- _JOB_:
Repeat the records below exactly, leaving out every picture.
+---+
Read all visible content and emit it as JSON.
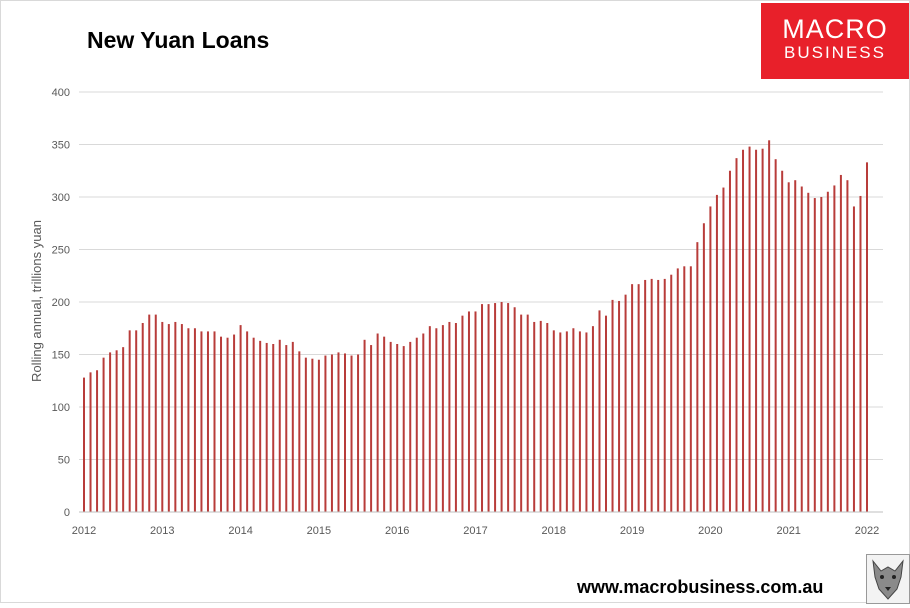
{
  "brand": {
    "line1": "MACRO",
    "line2": "BUSINESS",
    "color": "#e8202a"
  },
  "website": "www.macrobusiness.com.au",
  "chart_data": {
    "type": "bar",
    "title": "New Yuan Loans",
    "ylabel": "Rolling annual, trillions yuan",
    "xlabel": "",
    "ylim": [
      0,
      400
    ],
    "yticks": [
      0,
      50,
      100,
      150,
      200,
      250,
      300,
      350,
      400
    ],
    "xticks": [
      "2012",
      "2013",
      "2014",
      "2015",
      "2016",
      "2017",
      "2018",
      "2019",
      "2020",
      "2021",
      "2022"
    ],
    "xlim": [
      "2012-01",
      "2022-01"
    ],
    "grid": true,
    "bar_color": "#b83c3a",
    "start": "2012-01",
    "values": [
      128,
      133,
      135,
      147,
      152,
      154,
      157,
      173,
      173,
      180,
      188,
      188,
      181,
      179,
      181,
      179,
      175,
      175,
      172,
      172,
      172,
      167,
      166,
      169,
      178,
      172,
      166,
      163,
      161,
      160,
      164,
      159,
      162,
      153,
      147,
      146,
      145,
      149,
      150,
      152,
      151,
      149,
      150,
      164,
      159,
      170,
      167,
      162,
      160,
      158,
      162,
      166,
      170,
      177,
      175,
      178,
      181,
      180,
      187,
      191,
      191,
      198,
      198,
      199,
      200,
      199,
      195,
      188,
      188,
      181,
      182,
      180,
      173,
      171,
      172,
      175,
      172,
      171,
      177,
      192,
      187,
      202,
      201,
      207,
      217,
      217,
      221,
      222,
      221,
      222,
      226,
      232,
      234,
      234,
      257,
      275,
      291,
      302,
      309,
      325,
      337,
      345,
      348,
      345,
      346,
      354,
      336,
      325,
      314,
      316,
      310,
      304,
      299,
      300,
      305,
      311,
      321,
      316,
      291,
      301,
      333
    ]
  }
}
+---+
- _EXPECTED OUTPUT_:
Read all visible content and emit it as JSON.
{
  "brand": {
    "line1": "MACRO",
    "line2": "BUSINESS",
    "color": "#e8202a"
  },
  "website": "www.macrobusiness.com.au",
  "chart_data": {
    "type": "bar",
    "title": "New Yuan Loans",
    "ylabel": "Rolling annual, trillions yuan",
    "xlabel": "",
    "ylim": [
      0,
      400
    ],
    "yticks": [
      0,
      50,
      100,
      150,
      200,
      250,
      300,
      350,
      400
    ],
    "xticks": [
      "2012",
      "2013",
      "2014",
      "2015",
      "2016",
      "2017",
      "2018",
      "2019",
      "2020",
      "2021",
      "2022"
    ],
    "xlim": [
      "2012-01",
      "2022-01"
    ],
    "grid": true,
    "bar_color": "#b83c3a",
    "start": "2012-01",
    "values": [
      128,
      133,
      135,
      147,
      152,
      154,
      157,
      173,
      173,
      180,
      188,
      188,
      181,
      179,
      181,
      179,
      175,
      175,
      172,
      172,
      172,
      167,
      166,
      169,
      178,
      172,
      166,
      163,
      161,
      160,
      164,
      159,
      162,
      153,
      147,
      146,
      145,
      149,
      150,
      152,
      151,
      149,
      150,
      164,
      159,
      170,
      167,
      162,
      160,
      158,
      162,
      166,
      170,
      177,
      175,
      178,
      181,
      180,
      187,
      191,
      191,
      198,
      198,
      199,
      200,
      199,
      195,
      188,
      188,
      181,
      182,
      180,
      173,
      171,
      172,
      175,
      172,
      171,
      177,
      192,
      187,
      202,
      201,
      207,
      217,
      217,
      221,
      222,
      221,
      222,
      226,
      232,
      234,
      234,
      257,
      275,
      291,
      302,
      309,
      325,
      337,
      345,
      348,
      345,
      346,
      354,
      336,
      325,
      314,
      316,
      310,
      304,
      299,
      300,
      305,
      311,
      321,
      316,
      291,
      301,
      333
    ]
  }
}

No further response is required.